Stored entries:
+++
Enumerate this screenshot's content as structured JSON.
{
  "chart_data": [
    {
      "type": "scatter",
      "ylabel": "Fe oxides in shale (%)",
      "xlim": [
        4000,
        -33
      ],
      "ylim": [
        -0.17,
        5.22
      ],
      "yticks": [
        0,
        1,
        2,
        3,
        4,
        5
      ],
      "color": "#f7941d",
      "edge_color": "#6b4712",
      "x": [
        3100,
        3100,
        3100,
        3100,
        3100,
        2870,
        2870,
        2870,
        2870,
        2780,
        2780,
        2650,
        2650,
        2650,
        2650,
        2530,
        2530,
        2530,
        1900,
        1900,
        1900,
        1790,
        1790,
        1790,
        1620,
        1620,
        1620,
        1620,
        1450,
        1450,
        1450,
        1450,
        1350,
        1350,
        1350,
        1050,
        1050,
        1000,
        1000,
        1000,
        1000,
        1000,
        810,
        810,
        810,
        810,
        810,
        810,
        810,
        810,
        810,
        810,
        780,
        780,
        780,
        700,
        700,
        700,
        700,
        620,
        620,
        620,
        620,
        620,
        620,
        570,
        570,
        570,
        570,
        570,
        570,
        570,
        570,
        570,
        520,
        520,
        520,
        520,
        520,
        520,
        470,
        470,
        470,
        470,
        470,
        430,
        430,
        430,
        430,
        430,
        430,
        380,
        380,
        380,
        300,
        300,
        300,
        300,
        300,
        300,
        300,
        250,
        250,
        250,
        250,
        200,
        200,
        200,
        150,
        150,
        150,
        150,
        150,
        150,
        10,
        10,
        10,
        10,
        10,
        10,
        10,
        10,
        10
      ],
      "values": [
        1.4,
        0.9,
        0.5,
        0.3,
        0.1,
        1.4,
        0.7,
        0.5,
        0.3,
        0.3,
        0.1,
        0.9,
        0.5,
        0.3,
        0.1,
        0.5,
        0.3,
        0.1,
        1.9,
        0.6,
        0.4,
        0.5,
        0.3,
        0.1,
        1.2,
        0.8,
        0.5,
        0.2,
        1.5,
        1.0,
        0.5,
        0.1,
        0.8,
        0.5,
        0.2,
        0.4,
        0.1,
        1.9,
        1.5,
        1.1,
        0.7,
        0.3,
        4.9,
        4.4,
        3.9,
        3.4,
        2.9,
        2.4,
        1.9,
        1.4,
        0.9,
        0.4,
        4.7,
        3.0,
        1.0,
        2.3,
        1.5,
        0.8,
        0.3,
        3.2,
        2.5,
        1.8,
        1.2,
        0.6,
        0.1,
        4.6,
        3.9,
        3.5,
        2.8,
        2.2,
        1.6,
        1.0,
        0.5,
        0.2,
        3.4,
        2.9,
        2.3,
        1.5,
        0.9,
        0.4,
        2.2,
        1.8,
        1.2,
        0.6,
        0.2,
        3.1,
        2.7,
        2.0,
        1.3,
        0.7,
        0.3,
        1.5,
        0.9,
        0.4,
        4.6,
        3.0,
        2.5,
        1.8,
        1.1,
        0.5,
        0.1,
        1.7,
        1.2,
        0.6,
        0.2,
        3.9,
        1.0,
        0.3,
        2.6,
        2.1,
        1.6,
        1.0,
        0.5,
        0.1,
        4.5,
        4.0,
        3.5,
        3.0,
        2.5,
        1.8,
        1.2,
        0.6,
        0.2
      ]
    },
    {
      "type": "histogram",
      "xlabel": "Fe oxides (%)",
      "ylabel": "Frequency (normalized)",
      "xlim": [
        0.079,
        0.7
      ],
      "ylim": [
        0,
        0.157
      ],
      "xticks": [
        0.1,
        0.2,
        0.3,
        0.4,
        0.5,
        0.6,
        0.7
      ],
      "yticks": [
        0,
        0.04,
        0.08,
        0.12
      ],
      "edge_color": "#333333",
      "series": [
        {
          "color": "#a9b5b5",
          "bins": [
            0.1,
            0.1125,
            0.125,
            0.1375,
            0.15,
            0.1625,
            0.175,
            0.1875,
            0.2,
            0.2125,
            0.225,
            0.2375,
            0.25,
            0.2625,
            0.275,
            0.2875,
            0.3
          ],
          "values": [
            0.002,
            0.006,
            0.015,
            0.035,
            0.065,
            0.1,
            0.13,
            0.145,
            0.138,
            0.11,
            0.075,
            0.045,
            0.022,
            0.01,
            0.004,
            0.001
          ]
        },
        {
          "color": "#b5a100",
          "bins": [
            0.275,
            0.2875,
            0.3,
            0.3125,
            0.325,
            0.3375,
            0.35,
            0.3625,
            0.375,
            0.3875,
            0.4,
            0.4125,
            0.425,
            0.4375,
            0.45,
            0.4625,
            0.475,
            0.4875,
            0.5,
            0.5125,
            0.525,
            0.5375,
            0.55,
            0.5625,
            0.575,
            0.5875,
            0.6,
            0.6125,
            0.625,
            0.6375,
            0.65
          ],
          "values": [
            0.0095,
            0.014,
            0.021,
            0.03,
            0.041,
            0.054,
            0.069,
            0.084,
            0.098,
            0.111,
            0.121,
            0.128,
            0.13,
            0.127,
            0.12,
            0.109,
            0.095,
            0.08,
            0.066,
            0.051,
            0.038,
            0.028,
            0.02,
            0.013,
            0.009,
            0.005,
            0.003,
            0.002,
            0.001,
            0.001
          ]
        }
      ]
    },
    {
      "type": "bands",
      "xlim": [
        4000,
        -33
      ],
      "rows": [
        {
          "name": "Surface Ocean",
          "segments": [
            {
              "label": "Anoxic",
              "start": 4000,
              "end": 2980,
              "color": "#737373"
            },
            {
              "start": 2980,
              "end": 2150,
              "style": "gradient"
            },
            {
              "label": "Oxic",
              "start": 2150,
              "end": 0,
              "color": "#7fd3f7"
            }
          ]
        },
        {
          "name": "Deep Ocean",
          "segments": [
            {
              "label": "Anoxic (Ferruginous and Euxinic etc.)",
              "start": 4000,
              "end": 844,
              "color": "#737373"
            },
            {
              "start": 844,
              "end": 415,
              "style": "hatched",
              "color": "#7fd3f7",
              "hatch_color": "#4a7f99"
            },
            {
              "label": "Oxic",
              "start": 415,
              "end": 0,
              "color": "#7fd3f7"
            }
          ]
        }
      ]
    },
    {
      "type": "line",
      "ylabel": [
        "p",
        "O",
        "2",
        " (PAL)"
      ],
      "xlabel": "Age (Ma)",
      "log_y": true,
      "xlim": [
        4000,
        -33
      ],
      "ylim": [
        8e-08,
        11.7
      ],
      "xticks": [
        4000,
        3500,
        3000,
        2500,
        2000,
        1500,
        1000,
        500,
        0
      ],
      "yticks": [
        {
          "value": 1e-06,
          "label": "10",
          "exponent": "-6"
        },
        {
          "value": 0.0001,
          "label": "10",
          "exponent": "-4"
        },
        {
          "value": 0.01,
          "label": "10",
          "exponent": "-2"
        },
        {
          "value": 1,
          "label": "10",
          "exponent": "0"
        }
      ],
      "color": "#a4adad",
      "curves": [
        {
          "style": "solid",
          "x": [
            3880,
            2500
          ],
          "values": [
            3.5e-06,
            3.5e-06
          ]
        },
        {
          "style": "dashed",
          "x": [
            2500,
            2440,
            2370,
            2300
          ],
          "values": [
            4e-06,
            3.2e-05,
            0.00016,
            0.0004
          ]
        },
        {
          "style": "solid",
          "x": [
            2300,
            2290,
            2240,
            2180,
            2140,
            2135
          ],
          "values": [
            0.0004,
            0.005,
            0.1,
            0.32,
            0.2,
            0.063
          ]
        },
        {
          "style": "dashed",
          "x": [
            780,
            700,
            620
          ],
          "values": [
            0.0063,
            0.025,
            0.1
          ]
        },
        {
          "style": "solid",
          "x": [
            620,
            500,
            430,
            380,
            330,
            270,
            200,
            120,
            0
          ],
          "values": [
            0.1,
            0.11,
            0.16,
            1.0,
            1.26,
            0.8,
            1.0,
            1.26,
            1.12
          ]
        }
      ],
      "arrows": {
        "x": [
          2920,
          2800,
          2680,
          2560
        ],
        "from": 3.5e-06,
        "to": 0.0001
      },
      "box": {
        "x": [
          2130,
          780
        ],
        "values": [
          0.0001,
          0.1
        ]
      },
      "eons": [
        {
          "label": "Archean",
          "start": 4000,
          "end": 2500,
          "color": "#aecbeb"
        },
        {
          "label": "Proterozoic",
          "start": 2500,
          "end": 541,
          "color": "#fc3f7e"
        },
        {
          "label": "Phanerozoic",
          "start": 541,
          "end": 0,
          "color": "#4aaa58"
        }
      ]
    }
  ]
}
+++
# What to work on
Note every line above where the string "ylabel" shows up, and copy those lines.

# Correct response
      "ylabel": "Fe oxides in shale (%)",
      "ylabel": "Frequency (normalized)",
      "ylabel": [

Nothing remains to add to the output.